Data for this task =
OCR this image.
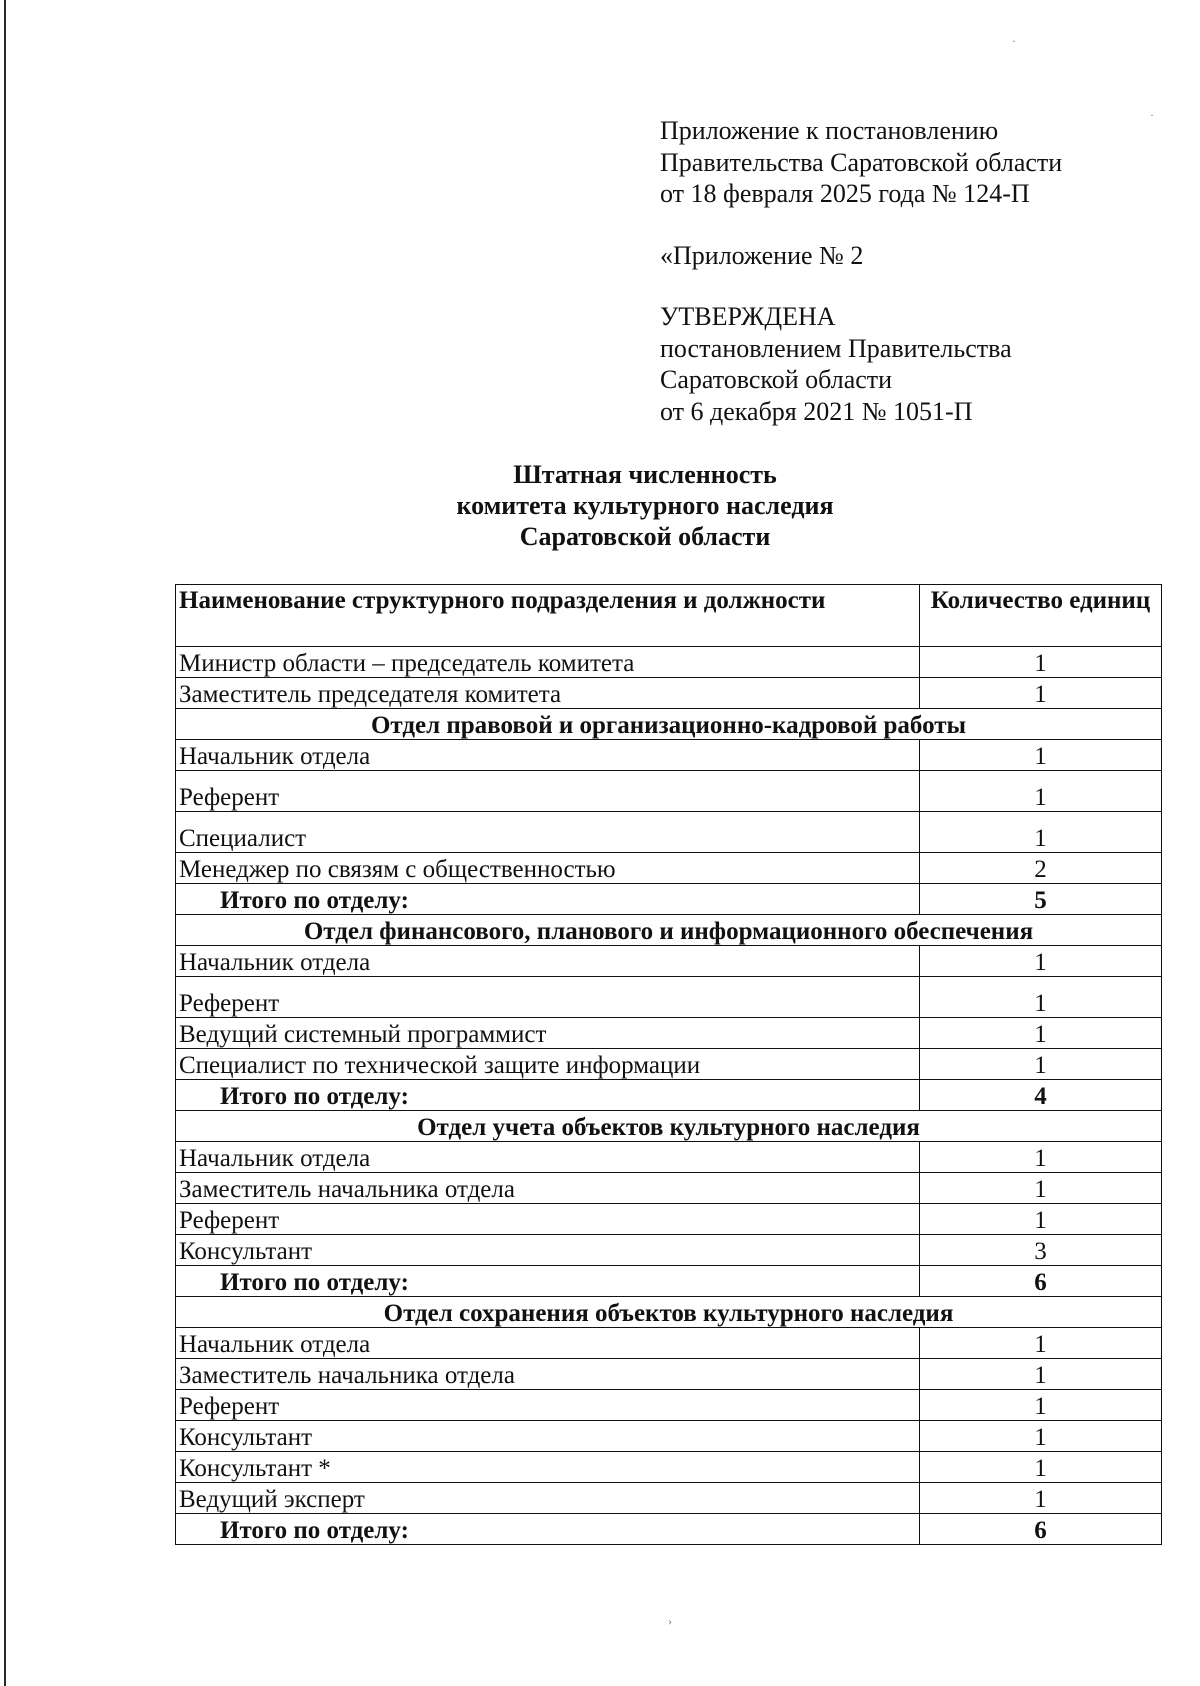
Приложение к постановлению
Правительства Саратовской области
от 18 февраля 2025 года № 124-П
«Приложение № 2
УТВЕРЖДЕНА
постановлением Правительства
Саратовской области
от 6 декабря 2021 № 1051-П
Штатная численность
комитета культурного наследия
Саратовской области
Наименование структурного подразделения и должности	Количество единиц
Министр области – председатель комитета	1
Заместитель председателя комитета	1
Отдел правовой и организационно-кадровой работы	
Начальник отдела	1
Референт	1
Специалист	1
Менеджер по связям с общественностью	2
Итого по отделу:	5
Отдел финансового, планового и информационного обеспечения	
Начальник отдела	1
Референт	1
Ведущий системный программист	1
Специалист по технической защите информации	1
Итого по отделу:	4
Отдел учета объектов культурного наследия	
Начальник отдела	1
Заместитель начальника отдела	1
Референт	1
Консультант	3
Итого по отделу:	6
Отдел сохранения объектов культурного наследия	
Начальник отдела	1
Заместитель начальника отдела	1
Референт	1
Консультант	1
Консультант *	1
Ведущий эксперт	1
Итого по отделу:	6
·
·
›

--

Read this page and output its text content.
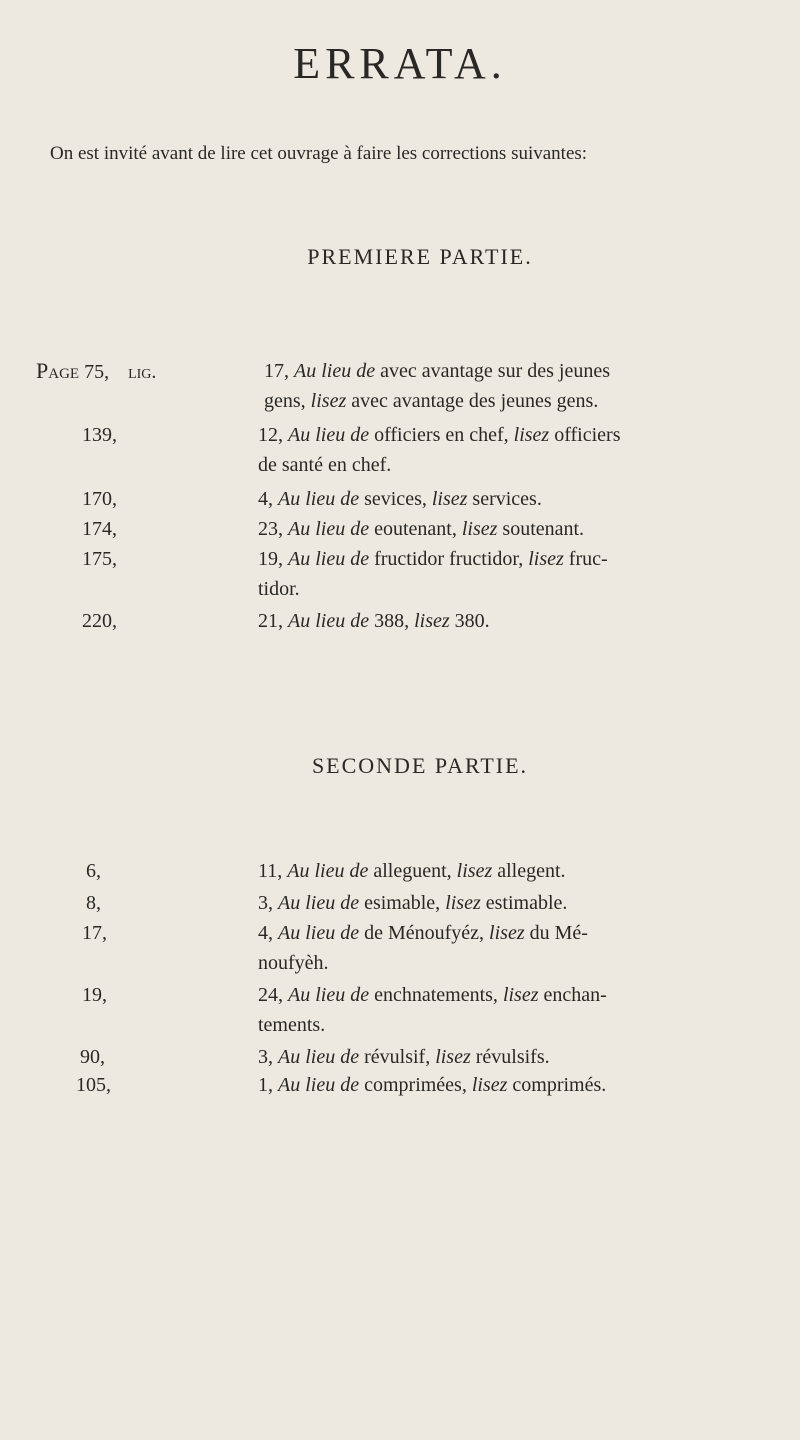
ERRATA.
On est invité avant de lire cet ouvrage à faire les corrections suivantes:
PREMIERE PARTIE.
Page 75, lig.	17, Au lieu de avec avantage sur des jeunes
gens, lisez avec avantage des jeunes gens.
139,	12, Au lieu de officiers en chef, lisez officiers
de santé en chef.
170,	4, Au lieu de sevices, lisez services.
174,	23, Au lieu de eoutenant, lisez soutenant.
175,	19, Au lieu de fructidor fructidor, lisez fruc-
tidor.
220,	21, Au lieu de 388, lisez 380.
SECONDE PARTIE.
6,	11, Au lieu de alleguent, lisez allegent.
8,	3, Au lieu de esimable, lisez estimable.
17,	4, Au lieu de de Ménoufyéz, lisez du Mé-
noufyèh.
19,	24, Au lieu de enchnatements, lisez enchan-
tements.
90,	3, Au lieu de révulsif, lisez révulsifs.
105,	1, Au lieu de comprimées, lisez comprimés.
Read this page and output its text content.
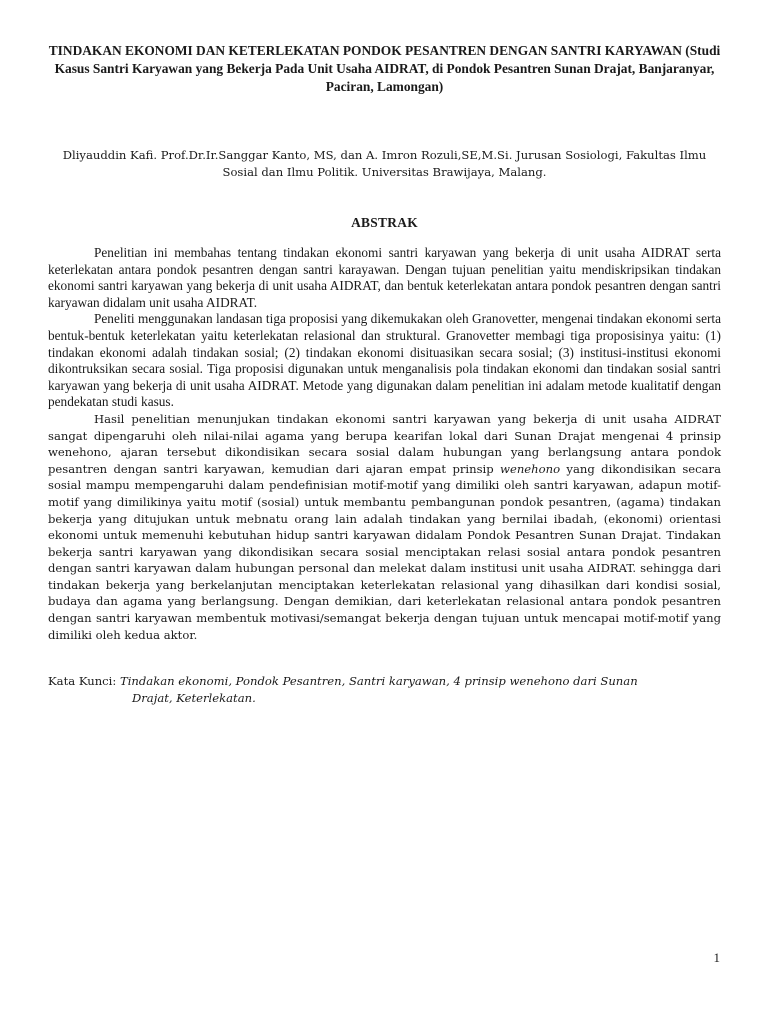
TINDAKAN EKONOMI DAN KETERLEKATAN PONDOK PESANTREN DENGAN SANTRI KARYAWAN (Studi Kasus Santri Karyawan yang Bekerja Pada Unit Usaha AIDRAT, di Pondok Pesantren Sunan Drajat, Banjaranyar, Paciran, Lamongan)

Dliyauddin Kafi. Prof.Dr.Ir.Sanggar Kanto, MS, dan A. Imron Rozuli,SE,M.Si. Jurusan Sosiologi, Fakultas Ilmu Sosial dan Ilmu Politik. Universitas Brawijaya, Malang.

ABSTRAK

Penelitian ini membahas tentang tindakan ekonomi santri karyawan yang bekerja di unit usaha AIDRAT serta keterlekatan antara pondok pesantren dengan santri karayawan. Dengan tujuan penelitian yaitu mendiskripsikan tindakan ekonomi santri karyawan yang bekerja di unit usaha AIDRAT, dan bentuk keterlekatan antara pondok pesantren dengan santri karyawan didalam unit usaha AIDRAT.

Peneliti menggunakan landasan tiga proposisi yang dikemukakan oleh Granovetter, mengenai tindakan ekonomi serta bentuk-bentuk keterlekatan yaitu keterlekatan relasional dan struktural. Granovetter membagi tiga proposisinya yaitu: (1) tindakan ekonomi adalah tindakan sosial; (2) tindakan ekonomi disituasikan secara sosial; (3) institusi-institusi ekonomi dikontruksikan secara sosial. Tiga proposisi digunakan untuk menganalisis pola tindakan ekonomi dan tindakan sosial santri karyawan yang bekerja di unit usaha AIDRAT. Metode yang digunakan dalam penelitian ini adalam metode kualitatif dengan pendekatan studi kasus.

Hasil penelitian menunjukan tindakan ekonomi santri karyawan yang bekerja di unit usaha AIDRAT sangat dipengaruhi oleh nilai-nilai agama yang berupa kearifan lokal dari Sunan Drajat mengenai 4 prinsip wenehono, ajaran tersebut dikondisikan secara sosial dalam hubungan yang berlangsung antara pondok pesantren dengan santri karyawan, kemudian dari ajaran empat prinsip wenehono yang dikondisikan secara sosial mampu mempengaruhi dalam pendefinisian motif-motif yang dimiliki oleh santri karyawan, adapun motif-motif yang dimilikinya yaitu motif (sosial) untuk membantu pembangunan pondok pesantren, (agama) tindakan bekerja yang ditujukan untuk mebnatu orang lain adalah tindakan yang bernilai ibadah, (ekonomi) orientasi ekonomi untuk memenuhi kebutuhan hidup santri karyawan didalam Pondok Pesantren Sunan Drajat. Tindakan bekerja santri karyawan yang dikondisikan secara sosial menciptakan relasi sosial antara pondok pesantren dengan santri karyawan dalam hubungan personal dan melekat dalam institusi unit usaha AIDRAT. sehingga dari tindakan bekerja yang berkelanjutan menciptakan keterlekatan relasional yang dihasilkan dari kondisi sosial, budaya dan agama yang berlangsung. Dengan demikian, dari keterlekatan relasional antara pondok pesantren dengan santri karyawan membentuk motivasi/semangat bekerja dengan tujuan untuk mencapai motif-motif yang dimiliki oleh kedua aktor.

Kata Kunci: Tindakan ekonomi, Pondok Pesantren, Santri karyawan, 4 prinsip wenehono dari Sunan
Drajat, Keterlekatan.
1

What the task requires =
Write out every line from the entries where "lieu" appears.

Answer for this exercise =
Page 75, lig.	17, Au lieu de avec avantage sur des jeunes
139,	12, Au lieu de officiers en chef, lisez officiers
170,	4, Au lieu de sevices, lisez services.
174,	23, Au lieu de eoutenant, lisez soutenant.
175,	19, Au lieu de fructidor fructidor, lisez fruc-
220,	21, Au lieu de 388, lisez 380.
6,	11, Au lieu de alleguent, lisez allegent.
8,	3, Au lieu de esimable, lisez estimable.
17,	4, Au lieu de de Ménoufyéz, lisez du Mé-
19,	24, Au lieu de enchnatements, lisez enchan-
90,	3, Au lieu de révulsif, lisez révulsifs.
105,	1, Au lieu de comprimées, lisez comprimés.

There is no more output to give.